- Your objective: Write out all entries word for word.

• • • • • • •

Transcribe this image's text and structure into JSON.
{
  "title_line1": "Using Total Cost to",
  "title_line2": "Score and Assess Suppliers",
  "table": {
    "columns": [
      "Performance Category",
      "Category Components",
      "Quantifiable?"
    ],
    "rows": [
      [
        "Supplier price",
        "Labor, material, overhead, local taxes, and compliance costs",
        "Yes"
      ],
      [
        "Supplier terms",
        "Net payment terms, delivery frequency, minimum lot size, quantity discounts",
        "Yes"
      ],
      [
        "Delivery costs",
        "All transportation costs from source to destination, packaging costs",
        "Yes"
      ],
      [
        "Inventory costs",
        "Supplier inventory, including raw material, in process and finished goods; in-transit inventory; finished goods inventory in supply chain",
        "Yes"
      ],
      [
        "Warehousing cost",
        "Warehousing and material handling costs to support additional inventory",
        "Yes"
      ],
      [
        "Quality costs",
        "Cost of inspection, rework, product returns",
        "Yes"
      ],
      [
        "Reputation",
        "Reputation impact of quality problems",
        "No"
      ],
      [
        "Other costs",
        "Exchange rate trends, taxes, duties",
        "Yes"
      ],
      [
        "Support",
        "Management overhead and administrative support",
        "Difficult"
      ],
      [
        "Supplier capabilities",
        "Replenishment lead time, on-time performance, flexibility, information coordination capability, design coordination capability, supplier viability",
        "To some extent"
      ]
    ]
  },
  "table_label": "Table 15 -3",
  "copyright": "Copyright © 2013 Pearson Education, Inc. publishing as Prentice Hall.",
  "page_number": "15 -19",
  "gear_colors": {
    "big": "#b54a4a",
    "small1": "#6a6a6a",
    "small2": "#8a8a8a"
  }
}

• • • • • • •

- The reply:
Transcribe this image's text and structure into JSON.
{
  "title_line1": "Using Total Cost to",
  "title_line2": "Score and Assess Suppliers",
  "table": {
    "columns": [
      "Performance Category",
      "Category Components",
      "Quantifiable?"
    ],
    "rows": [
      [
        "Supplier price",
        "Labor, material, overhead, local taxes, and compliance costs",
        "Yes"
      ],
      [
        "Supplier terms",
        "Net payment terms, delivery frequency, minimum lot size, quantity discounts",
        "Yes"
      ],
      [
        "Delivery costs",
        "All transportation costs from source to destination, packaging costs",
        "Yes"
      ],
      [
        "Inventory costs",
        "Supplier inventory, including raw material, in process and finished goods; in-transit inventory; finished goods inventory in supply chain",
        "Yes"
      ],
      [
        "Warehousing cost",
        "Warehousing and material handling costs to support additional inventory",
        "Yes"
      ],
      [
        "Quality costs",
        "Cost of inspection, rework, product returns",
        "Yes"
      ],
      [
        "Reputation",
        "Reputation impact of quality problems",
        "No"
      ],
      [
        "Other costs",
        "Exchange rate trends, taxes, duties",
        "Yes"
      ],
      [
        "Support",
        "Management overhead and administrative support",
        "Difficult"
      ],
      [
        "Supplier capabilities",
        "Replenishment lead time, on-time performance, flexibility, information coordination capability, design coordination capability, supplier viability",
        "To some extent"
      ]
    ]
  },
  "table_label": "Table 15 -3",
  "copyright": "Copyright © 2013 Pearson Education, Inc. publishing as Prentice Hall.",
  "page_number": "15 -19",
  "gear_colors": {
    "big": "#b54a4a",
    "small1": "#6a6a6a",
    "small2": "#8a8a8a"
  }
}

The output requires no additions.